Task requirements:
Below are some records; give them all again exactly, but not the pictures.

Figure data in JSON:

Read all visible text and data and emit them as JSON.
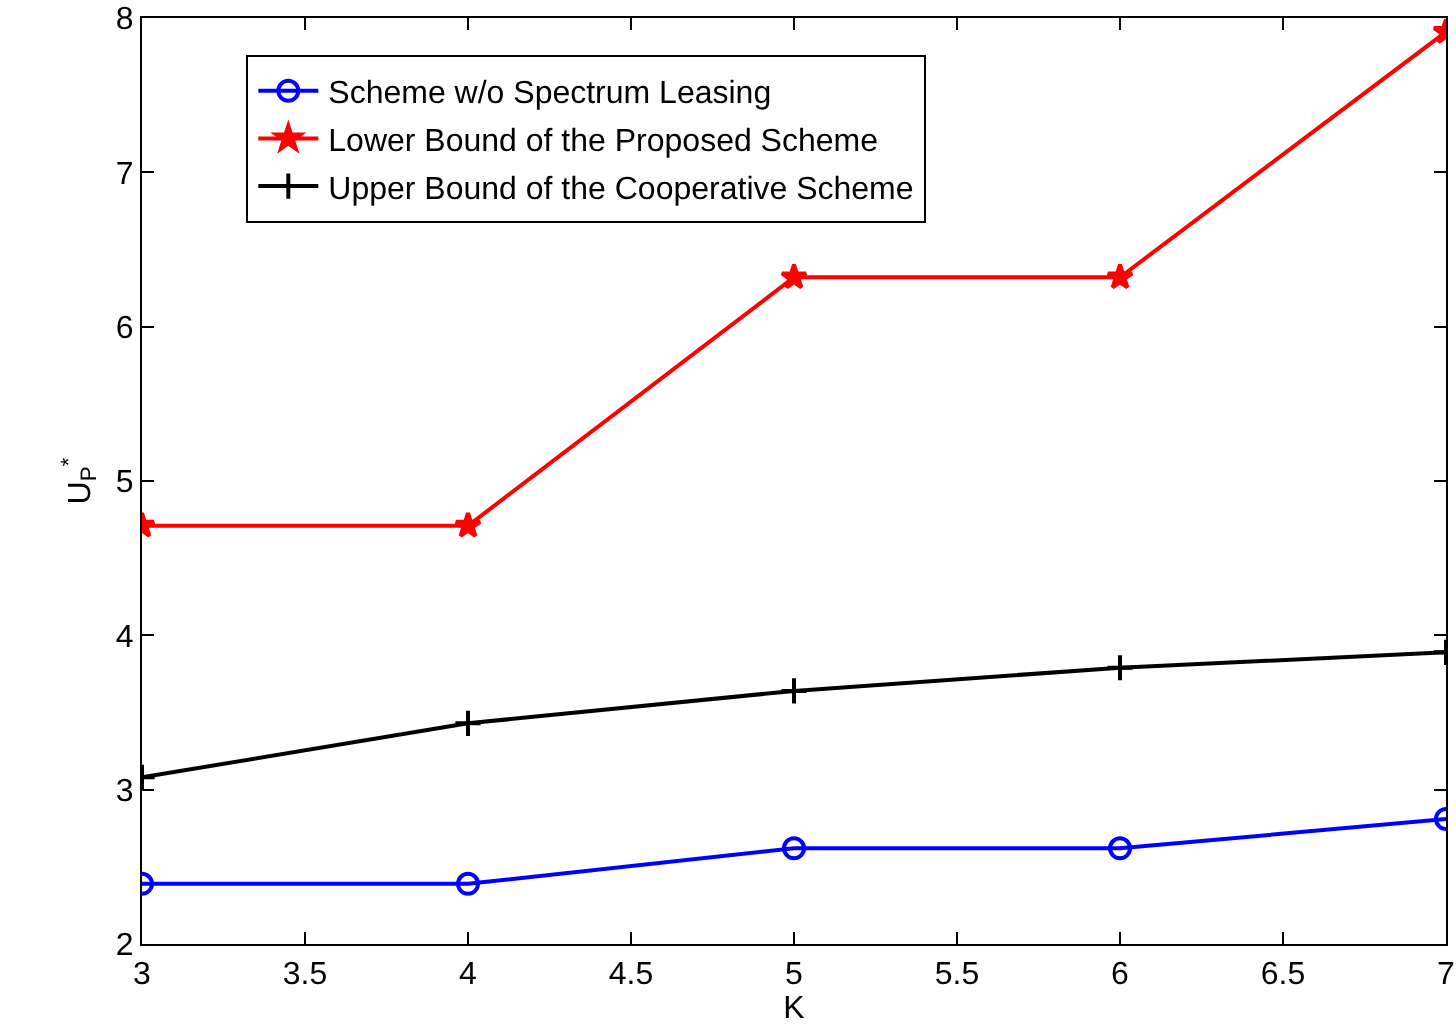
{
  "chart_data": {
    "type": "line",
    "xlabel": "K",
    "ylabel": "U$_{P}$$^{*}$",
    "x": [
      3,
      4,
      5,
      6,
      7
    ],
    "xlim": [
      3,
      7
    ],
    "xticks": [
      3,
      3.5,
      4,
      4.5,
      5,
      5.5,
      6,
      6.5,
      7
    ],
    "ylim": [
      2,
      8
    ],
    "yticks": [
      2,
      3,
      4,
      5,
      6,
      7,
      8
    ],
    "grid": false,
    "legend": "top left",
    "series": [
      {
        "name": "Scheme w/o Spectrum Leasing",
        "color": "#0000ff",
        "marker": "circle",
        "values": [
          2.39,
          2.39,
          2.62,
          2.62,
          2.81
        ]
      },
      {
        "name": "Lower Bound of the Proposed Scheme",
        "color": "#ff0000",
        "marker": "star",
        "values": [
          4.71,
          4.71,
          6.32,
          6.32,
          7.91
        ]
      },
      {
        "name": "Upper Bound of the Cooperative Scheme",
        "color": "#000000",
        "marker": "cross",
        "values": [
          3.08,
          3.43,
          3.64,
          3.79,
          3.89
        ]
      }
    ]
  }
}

Solution to this problem:
Read all visible text and data and emit them as JSON.
{
  "chart_data": {
    "type": "line",
    "xlabel": "K",
    "ylabel": "U$_{P}$$^{*}$",
    "x": [
      3,
      4,
      5,
      6,
      7
    ],
    "xlim": [
      3,
      7
    ],
    "xticks": [
      3,
      3.5,
      4,
      4.5,
      5,
      5.5,
      6,
      6.5,
      7
    ],
    "ylim": [
      2,
      8
    ],
    "yticks": [
      2,
      3,
      4,
      5,
      6,
      7,
      8
    ],
    "grid": false,
    "legend": "top left",
    "series": [
      {
        "name": "Scheme w/o Spectrum Leasing",
        "color": "#0000ff",
        "marker": "circle",
        "values": [
          2.39,
          2.39,
          2.62,
          2.62,
          2.81
        ]
      },
      {
        "name": "Lower Bound of the Proposed Scheme",
        "color": "#ff0000",
        "marker": "star",
        "values": [
          4.71,
          4.71,
          6.32,
          6.32,
          7.91
        ]
      },
      {
        "name": "Upper Bound of the Cooperative Scheme",
        "color": "#000000",
        "marker": "cross",
        "values": [
          3.08,
          3.43,
          3.64,
          3.79,
          3.89
        ]
      }
    ]
  }
}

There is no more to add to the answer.